  • The second feature of Argun headwaters is that here is one of the most important places to stop during migration for waterfowl birds. This is a key place in East Asia for small swans and many other species of birds protected on federal or regional level. For example, according to preliminary data, more than 20 thousand of bean geese (species listed in the Red Book of the Chita Region and the Agin-Buryat Autonomous District) are accumulated here each spring. This is the most important place of transient concentration of bean geese, one of the few places on the planet (and the only one in Russia), where these birds can still be found in large numbers (the other clusters are located in Korea and China). Of course, the Argun floodplain plays great importance for the migration of many unprotected species of ducks and waders. In general, according to preliminary data, 1.2 million waterfowls and semi-aquatic birds usually stop here twice a year.
  • Argun floodplain plays an important role as a place of breeding for ducks, geese, cormorants, herons, terns, sandpipers and many other semi-aquatic birds, waterfowl and passerines. For example, the density of nesting terns in the surveyed area in June 2004 was, on average, about 800 birds per 1 km2, and their total number is estimated about half a million. The total number of different species of breeding birds in the area accounted for more than 1 million individuals.

^^^^^^^^

> Work task 1: According to the Argun headwaters text, how many waterfowl and semi-aquatic birds usually stop in the area twice a year?
> Work task 2: Proceed with the Argun headwaters text, picking up after its last sentence.

(Document layout analysis data)
^^^^^^^^

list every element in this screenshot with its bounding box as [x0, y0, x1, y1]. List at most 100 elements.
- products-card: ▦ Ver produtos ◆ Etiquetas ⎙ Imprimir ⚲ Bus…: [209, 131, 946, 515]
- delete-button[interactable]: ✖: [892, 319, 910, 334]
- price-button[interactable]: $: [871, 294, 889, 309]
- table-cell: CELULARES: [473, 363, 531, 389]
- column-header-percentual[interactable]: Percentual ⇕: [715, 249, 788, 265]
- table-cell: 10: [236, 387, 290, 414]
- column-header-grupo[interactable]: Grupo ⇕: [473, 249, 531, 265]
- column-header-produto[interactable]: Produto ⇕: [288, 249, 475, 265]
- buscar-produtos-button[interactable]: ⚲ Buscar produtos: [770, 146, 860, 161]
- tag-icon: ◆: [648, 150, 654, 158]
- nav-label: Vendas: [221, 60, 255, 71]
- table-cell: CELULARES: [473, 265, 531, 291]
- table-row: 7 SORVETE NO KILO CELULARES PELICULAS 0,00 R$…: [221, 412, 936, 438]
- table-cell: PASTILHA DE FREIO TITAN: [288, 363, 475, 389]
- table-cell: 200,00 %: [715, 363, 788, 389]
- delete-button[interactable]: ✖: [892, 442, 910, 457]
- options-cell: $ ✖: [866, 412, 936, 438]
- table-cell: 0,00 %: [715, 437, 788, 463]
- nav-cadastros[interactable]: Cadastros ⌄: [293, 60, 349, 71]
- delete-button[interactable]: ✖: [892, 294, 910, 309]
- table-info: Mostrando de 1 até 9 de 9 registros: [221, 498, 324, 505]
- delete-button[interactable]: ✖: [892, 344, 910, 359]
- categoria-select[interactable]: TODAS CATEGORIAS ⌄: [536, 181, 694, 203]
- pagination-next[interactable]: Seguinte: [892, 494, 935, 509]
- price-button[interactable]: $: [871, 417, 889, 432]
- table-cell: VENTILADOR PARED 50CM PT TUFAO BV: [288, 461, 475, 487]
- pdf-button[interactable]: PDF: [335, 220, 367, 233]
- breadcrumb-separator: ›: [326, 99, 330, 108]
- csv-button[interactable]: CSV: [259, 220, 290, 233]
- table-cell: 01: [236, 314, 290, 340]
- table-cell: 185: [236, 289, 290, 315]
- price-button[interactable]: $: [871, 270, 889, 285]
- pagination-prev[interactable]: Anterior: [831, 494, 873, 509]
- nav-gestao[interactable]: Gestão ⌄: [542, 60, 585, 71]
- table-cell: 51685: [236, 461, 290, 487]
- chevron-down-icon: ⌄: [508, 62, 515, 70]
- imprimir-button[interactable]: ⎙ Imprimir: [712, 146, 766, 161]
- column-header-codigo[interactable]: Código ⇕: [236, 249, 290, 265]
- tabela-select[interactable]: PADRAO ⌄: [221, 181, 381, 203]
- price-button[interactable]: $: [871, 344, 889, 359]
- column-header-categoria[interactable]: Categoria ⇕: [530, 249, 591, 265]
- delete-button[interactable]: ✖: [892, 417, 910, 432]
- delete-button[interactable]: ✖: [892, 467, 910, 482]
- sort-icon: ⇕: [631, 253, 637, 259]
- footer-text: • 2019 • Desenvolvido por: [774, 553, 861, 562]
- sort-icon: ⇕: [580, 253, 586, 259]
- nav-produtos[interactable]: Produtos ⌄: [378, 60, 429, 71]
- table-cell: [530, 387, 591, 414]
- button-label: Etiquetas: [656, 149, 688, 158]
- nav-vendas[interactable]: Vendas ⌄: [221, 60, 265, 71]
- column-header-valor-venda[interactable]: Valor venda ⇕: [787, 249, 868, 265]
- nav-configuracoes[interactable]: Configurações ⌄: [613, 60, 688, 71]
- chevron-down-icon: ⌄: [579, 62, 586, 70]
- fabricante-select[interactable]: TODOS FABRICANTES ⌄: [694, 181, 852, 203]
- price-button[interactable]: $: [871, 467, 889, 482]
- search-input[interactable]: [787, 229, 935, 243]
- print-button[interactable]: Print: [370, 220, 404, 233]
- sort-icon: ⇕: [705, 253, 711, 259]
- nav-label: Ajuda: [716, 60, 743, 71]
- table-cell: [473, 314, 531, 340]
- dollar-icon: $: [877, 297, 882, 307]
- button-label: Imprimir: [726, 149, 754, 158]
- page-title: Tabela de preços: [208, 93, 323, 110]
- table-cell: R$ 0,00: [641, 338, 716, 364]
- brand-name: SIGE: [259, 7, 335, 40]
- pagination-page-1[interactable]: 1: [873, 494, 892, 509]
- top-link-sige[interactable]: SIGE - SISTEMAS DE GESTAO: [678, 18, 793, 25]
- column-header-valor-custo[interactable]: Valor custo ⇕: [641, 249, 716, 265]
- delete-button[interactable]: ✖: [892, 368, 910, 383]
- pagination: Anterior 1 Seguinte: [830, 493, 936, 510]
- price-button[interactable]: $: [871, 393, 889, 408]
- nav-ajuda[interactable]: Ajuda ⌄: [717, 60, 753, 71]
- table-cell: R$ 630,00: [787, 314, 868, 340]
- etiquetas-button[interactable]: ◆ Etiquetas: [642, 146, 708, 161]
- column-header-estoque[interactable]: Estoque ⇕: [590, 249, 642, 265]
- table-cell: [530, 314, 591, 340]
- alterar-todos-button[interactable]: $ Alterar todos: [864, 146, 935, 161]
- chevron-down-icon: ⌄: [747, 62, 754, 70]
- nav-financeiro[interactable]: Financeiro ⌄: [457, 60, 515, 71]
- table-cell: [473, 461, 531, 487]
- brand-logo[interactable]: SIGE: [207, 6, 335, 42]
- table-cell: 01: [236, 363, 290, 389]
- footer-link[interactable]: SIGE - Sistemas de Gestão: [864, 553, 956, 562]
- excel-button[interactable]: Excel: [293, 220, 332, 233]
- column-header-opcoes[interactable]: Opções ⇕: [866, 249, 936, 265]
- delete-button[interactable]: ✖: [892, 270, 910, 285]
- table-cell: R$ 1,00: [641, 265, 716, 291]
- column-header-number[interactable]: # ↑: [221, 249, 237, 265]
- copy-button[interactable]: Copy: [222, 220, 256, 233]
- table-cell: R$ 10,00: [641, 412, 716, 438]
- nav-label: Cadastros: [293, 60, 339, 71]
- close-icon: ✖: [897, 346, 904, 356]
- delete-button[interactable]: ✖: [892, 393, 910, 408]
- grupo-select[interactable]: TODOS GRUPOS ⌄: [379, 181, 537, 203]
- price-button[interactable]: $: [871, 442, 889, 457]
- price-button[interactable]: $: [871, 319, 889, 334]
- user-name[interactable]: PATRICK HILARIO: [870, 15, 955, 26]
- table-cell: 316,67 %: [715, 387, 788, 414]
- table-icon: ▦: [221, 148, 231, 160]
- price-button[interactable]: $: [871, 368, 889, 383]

^^^^^^^^

> Exercise answer 1: About 1.2 million, according to preliminary data.

> Exercise answer 2:
    References: www.biodiversity.ru/programs/steppe/bulletin/stepbull.html

    The "Dauria" international reserve

    A unique three-way Russian-Chinese-Mongolian reserve "Dauria" created in 1994 was designed to save the outstanding value and vulnerability of local ecosystems. The Chinese part of the reserve is the lake Dalai and the Russian – Daurskiy Biosphere Reserve.

    The transboundary protected area (part of the international reserve "Dauria") proposed to establish with the highest international conservation status to protect the unique Argun river from ​​Three Rivers to Abagaytuya. In 2006 the Russian side prepared environmental substantiation for the establishment of the protected area.

    References: amur-heilong.net, www.wwf.ru, oopt.info.

    Currently, various options of river flows transfer (Mongolia - Kerulen, Onon, and Balci Uldza Gol rivers; China – Hailar river) are considered (Fig. 1) in cross-border Dauria region (on the border of Russia, Mongolia and China). These projects are interrelated, and the realization of any of them increases the possibility of other projects. According to Andrey Shalikovskiy and Anatoly Sokolov (Russian Research Institute for Integrated Water Management and Protection, 2007), variant of the transfer of Hailar river runoff to the Dalai lake is the most dangerous for Russia. Multidimensional environmental, socio-economic and socio-political consequences of this project lead to a further exacerbation of existing problems (such as growing shortage of water resources in the steppe regions and a seasonal lack of them through a significant part of the region; deterioration of water quality in transboundary waters bodies; territorial claims as a result of riverbed processes and implementation of hydrotechnical engineering; the reduction of fish resources; anthropogenic transformation of natural ecosystems, aggravating the problem of biodiversity), and can lead to an environmental crisis through the Argun basin.


    In the Fig.2 below there is a series of Landsat 7 satellite images fragments for the period since 30th June 2008 till 16th May 2009. The images were obtained from the USGS EROS Data Center (http://glovis.usgs.gov).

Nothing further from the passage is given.